Task input.
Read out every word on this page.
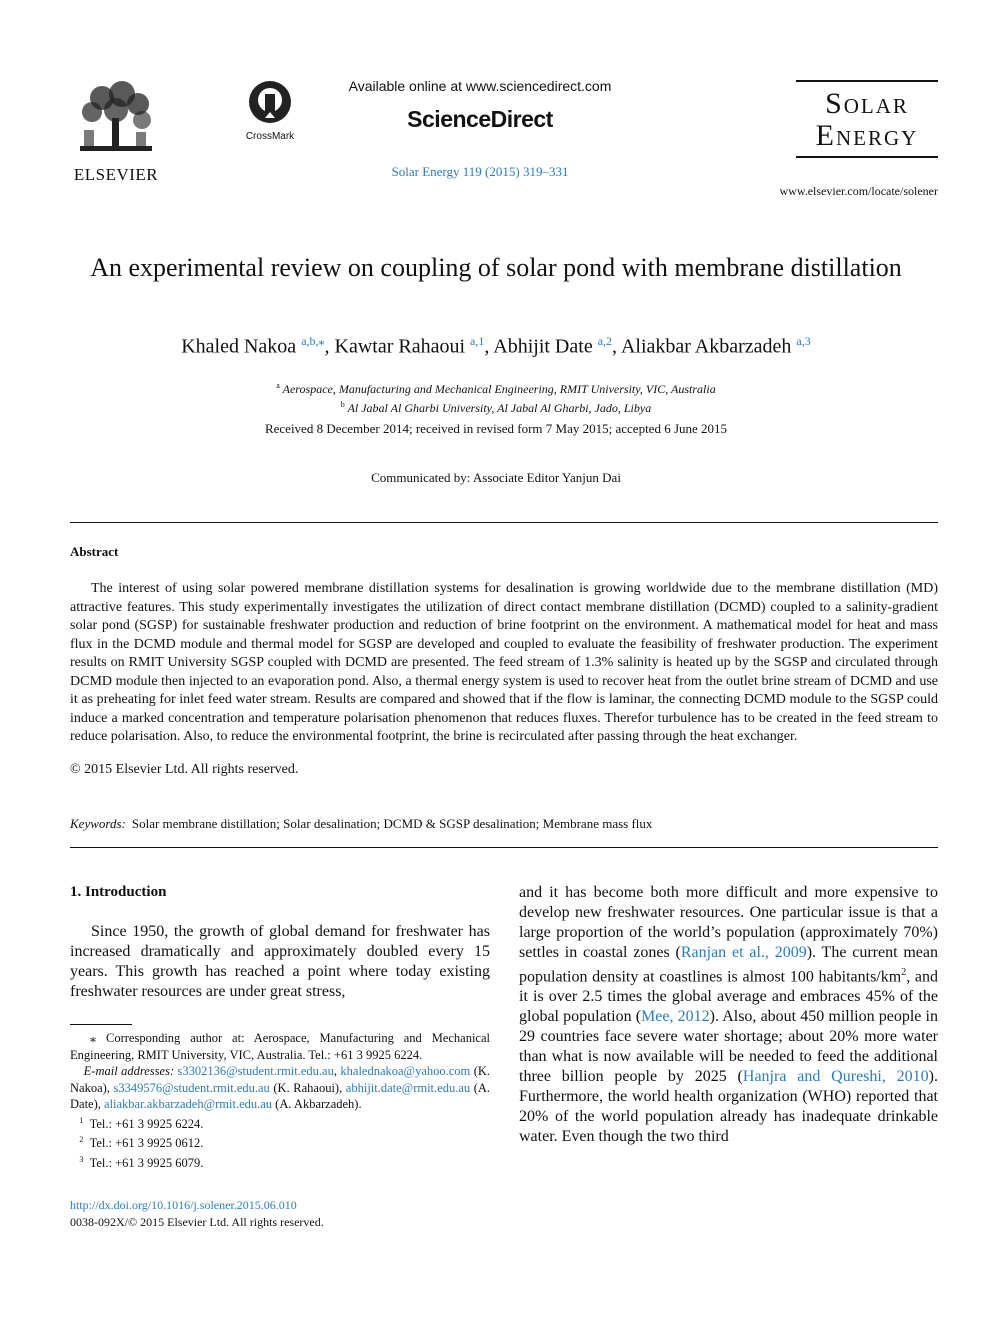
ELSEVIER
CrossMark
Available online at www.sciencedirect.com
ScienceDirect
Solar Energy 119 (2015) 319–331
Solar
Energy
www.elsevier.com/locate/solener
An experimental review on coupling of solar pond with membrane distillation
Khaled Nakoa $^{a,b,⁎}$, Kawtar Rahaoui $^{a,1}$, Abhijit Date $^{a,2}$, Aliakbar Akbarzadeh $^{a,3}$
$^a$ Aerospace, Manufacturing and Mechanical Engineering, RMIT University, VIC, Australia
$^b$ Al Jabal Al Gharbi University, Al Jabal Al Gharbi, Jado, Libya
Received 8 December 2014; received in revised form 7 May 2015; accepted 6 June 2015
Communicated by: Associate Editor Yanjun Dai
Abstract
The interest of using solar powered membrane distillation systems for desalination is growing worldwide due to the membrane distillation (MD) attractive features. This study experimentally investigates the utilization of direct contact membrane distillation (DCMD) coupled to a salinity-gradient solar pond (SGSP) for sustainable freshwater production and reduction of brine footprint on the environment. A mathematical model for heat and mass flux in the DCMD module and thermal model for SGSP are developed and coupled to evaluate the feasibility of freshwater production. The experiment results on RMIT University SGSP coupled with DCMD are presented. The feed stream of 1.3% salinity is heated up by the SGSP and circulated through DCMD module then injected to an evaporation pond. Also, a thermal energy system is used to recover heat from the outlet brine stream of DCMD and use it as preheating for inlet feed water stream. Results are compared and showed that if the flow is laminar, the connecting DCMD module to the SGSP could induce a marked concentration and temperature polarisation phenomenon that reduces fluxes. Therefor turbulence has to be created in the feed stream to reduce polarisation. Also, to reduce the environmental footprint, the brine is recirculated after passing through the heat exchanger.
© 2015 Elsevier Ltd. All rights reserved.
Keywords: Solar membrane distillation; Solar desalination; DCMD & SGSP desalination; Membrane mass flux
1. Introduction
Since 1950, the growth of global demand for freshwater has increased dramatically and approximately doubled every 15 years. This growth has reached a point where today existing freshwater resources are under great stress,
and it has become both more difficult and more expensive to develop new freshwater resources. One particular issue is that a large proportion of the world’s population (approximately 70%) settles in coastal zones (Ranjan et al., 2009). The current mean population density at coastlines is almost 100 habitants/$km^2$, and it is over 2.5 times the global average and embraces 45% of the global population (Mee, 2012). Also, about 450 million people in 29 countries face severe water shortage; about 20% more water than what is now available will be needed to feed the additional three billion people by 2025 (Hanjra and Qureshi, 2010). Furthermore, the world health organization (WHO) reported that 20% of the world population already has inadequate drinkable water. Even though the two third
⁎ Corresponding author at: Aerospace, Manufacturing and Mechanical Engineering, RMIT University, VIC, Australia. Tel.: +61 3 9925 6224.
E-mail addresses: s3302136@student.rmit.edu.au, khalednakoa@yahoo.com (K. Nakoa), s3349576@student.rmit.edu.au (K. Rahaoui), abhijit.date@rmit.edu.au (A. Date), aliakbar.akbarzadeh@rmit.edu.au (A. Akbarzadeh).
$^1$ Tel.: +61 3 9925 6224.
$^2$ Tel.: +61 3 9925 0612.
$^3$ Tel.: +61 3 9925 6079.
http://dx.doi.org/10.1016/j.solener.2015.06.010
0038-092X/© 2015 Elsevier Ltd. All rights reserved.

What is required.
Check each line of the data above for the word "resources" and say how many lines have it. Give the number alone.

Solution.
2